BEGIN Data for this task

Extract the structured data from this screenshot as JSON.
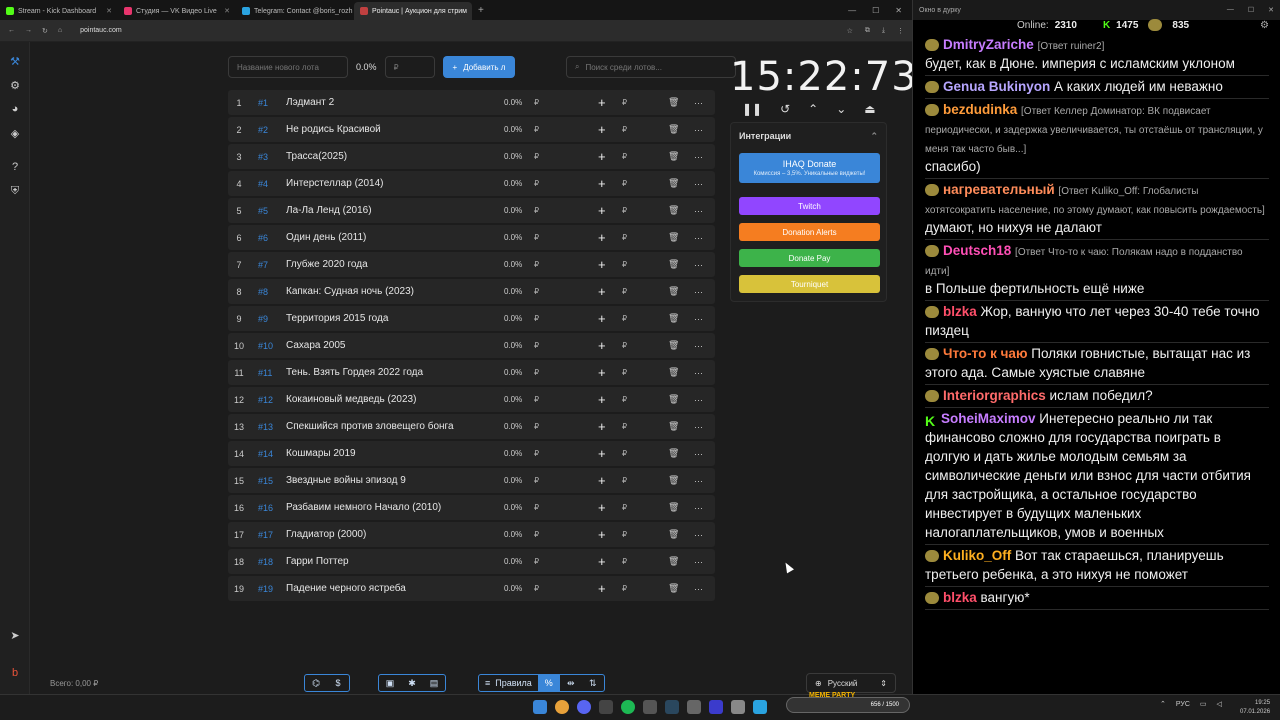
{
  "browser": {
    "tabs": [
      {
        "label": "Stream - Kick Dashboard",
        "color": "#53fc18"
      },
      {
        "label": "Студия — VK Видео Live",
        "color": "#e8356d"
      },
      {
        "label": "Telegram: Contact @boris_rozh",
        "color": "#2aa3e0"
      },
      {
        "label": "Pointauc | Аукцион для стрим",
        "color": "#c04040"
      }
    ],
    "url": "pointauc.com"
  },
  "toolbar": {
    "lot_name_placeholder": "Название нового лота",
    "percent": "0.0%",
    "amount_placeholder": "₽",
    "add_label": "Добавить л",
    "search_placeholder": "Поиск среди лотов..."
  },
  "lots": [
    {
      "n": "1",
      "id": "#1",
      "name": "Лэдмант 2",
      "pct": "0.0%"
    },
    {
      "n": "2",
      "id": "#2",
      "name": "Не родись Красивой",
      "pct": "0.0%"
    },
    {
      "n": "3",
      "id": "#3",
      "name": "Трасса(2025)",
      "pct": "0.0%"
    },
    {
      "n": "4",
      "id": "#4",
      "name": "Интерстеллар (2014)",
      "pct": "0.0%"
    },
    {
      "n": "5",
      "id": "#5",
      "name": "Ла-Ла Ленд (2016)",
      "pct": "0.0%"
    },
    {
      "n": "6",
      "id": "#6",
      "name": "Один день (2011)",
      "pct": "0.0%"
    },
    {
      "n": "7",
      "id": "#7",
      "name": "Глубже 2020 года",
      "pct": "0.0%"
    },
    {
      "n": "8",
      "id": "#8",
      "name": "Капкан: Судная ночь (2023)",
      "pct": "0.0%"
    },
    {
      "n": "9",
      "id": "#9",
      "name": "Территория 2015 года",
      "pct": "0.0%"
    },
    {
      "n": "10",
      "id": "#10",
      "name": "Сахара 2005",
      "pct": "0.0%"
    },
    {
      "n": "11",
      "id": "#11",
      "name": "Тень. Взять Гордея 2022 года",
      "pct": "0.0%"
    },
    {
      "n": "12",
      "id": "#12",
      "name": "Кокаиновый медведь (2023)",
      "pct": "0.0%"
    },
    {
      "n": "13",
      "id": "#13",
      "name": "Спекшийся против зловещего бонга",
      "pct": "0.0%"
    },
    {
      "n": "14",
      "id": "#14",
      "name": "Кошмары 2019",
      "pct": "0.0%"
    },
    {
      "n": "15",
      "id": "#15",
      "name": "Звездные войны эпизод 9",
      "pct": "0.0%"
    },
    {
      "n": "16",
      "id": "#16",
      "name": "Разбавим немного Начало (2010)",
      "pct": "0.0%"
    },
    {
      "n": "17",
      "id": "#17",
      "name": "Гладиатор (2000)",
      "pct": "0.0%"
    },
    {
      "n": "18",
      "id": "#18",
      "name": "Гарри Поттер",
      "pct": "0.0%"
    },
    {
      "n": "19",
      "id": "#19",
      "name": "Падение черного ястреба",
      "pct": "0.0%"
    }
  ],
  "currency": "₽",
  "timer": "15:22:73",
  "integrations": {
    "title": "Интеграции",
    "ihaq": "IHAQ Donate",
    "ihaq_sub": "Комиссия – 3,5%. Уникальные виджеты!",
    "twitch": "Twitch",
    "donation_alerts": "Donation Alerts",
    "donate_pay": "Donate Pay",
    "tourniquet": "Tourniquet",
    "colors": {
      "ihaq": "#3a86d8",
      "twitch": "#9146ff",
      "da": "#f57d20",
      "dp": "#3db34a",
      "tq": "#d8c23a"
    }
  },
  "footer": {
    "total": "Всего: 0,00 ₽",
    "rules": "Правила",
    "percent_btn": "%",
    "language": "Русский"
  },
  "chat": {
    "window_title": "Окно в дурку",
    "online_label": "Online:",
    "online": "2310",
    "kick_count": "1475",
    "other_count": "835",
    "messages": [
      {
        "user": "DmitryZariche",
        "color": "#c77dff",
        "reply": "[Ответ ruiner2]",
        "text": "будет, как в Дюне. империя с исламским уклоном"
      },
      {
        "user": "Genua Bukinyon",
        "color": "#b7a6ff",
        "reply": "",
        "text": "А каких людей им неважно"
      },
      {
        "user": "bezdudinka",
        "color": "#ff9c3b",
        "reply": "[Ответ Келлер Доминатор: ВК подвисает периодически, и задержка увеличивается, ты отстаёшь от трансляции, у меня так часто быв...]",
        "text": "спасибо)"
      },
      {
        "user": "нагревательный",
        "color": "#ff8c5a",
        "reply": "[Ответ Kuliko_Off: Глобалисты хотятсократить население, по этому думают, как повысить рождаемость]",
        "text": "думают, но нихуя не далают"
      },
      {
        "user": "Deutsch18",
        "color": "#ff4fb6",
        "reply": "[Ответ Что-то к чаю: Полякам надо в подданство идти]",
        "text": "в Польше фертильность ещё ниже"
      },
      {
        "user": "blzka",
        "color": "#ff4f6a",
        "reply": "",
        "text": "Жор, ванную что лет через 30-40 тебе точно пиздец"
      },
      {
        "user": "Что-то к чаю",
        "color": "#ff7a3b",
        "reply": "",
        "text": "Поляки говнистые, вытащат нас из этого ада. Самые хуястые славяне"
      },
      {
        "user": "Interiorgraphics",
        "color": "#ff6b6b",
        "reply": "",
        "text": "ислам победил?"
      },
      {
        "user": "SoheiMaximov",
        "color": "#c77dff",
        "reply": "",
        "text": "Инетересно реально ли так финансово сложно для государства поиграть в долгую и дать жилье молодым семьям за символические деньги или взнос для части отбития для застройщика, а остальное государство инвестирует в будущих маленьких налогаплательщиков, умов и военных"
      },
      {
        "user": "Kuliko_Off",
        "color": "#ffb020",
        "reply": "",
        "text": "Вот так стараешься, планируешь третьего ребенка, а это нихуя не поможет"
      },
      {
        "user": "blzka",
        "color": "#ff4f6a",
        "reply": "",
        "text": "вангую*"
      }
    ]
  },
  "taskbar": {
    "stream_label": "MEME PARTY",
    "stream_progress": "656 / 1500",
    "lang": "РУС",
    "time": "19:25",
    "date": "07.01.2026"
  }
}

END Data for this task

What is being asked: Gather and copy every line of the data in which the string "думают" is found.

Result of the exercise:
        "reply": "[Ответ Kuliko_Off: Глобалисты хотятсократить население, по этому думают, как повысить рождаемость]",
        "text": "думают, но нихуя не далают"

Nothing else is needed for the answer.